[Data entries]

+ + + + + + +

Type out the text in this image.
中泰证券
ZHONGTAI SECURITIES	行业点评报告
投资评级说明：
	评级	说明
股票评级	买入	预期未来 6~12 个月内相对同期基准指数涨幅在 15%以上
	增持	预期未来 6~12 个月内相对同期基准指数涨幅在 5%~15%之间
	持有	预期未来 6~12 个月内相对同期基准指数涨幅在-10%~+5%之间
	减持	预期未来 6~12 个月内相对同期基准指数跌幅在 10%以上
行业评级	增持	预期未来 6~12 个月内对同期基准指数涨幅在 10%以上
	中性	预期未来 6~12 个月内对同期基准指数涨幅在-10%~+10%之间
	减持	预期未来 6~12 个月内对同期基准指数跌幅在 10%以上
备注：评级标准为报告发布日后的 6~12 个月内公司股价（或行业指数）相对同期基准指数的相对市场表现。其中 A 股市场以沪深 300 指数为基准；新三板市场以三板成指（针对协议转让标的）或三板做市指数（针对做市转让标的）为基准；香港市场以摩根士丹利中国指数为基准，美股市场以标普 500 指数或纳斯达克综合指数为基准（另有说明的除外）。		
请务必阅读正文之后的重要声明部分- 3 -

+ + + + + + +

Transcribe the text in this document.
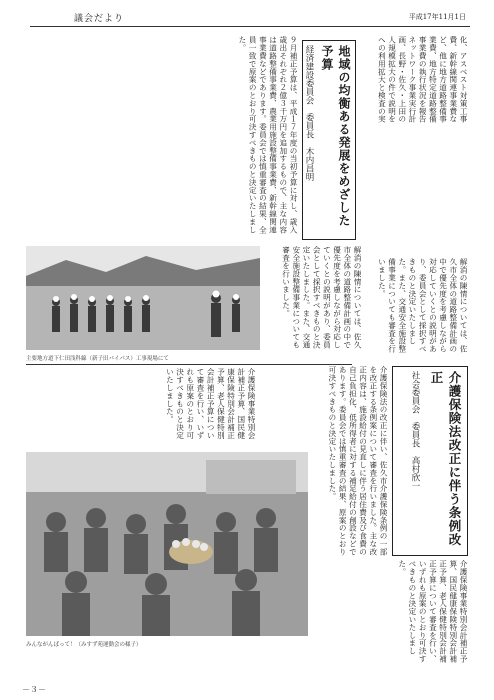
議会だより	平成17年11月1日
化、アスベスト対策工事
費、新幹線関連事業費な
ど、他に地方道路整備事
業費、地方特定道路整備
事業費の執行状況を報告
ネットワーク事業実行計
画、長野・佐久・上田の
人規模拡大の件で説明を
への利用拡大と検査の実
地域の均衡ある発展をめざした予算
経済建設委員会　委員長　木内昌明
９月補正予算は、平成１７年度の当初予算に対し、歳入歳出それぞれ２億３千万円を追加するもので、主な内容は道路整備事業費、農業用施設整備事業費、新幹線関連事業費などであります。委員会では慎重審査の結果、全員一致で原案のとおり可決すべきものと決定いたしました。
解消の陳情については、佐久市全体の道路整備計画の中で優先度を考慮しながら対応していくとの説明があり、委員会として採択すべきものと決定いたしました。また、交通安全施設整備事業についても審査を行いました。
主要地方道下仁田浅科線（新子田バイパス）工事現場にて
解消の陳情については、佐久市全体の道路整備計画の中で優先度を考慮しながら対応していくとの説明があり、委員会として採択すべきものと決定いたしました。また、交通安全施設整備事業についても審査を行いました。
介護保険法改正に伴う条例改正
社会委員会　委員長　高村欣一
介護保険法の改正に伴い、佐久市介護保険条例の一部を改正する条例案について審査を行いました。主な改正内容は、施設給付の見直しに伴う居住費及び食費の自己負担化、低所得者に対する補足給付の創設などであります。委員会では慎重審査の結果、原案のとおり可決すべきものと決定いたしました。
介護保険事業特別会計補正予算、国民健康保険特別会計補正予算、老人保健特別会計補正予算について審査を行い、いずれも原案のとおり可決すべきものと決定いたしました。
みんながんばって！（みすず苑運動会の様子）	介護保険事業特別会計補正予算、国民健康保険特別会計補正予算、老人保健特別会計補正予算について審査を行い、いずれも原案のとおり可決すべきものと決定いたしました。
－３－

+ + + + + + +

● **The exercise**
Filter the records above for lines containing the word "text", and copy those lines.

● **Task solution**
Type out the text in this image.
Transcribe the text in this document.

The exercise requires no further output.